Gather each line in the entries that includes the string "xlabel".

--- start of Records shown ---

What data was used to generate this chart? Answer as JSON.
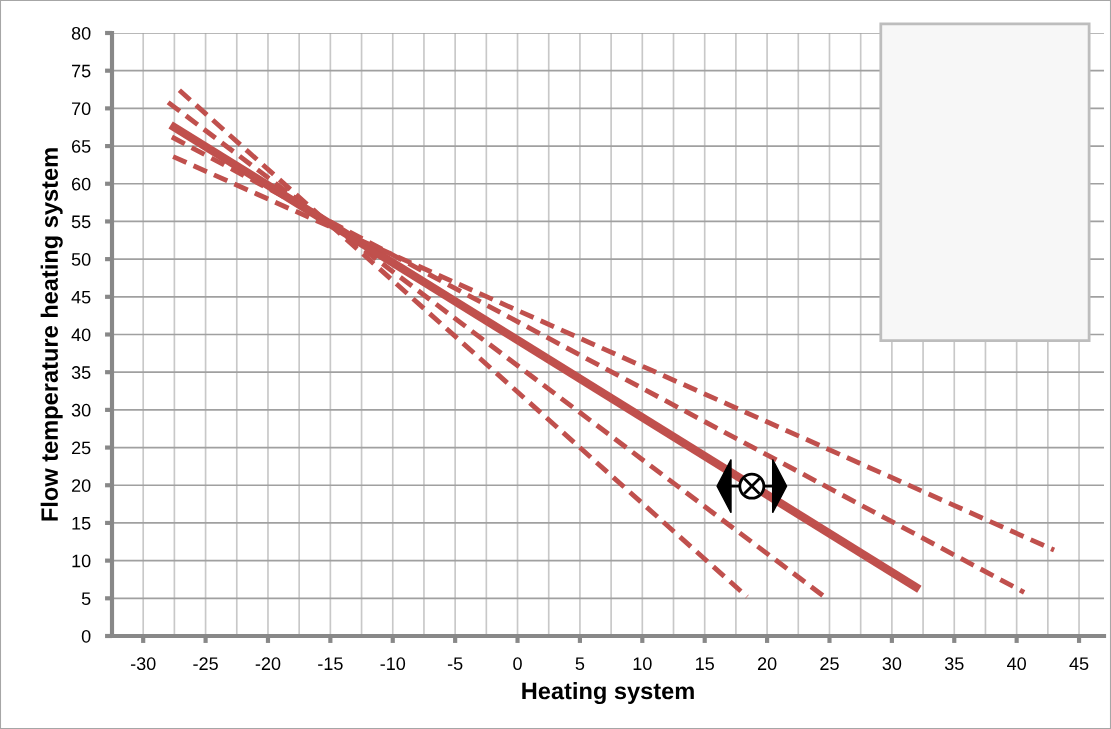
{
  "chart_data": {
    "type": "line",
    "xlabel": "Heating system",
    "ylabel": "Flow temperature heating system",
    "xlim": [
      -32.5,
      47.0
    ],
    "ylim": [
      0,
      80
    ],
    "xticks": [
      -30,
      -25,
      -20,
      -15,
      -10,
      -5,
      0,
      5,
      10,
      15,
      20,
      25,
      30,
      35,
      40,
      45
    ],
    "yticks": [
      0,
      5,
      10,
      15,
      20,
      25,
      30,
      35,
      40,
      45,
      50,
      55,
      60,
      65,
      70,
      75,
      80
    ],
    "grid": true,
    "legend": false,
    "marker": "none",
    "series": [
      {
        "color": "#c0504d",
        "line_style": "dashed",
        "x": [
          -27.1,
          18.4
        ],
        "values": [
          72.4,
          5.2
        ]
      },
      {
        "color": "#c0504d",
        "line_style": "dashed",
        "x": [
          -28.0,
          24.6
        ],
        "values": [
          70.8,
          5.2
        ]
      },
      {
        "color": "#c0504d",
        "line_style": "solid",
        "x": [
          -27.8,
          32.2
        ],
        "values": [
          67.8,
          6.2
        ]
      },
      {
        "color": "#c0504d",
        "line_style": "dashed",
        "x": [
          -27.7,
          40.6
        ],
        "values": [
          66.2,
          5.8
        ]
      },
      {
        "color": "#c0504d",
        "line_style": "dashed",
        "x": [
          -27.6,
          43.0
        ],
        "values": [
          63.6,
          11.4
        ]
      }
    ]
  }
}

--- end of Records shown ---
--- start of Records shown ---

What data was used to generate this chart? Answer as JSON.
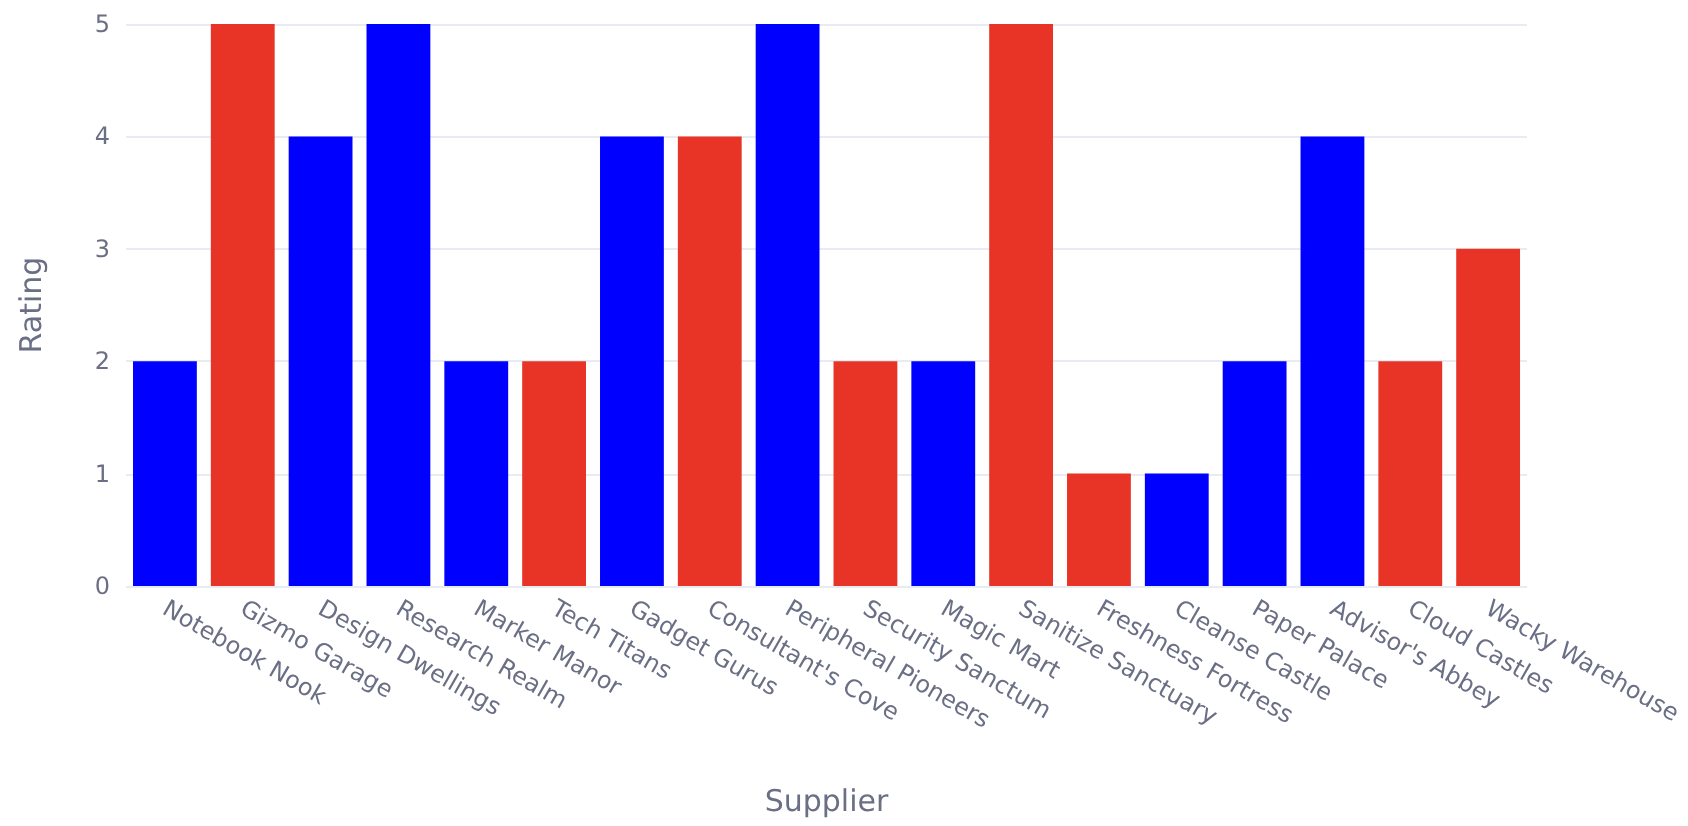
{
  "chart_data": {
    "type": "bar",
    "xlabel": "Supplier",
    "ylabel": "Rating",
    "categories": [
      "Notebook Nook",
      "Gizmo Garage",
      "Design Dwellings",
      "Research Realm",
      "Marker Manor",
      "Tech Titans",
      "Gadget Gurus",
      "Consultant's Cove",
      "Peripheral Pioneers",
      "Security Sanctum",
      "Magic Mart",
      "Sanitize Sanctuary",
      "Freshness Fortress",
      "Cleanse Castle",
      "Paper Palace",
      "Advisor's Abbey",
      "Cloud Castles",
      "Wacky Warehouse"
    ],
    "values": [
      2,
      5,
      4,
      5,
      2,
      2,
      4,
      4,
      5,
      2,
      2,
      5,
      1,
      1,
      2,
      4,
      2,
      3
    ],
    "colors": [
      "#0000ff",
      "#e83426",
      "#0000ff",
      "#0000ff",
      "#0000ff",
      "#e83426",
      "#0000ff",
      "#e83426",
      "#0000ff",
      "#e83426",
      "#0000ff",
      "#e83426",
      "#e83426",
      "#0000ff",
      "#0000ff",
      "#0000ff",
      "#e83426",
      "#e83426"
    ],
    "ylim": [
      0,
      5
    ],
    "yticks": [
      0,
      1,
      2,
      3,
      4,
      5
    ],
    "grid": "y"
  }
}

--- end of Records shown ---

■ Task solution:
    "xlabel": "Heating system",
    "xlabel": "Supplier",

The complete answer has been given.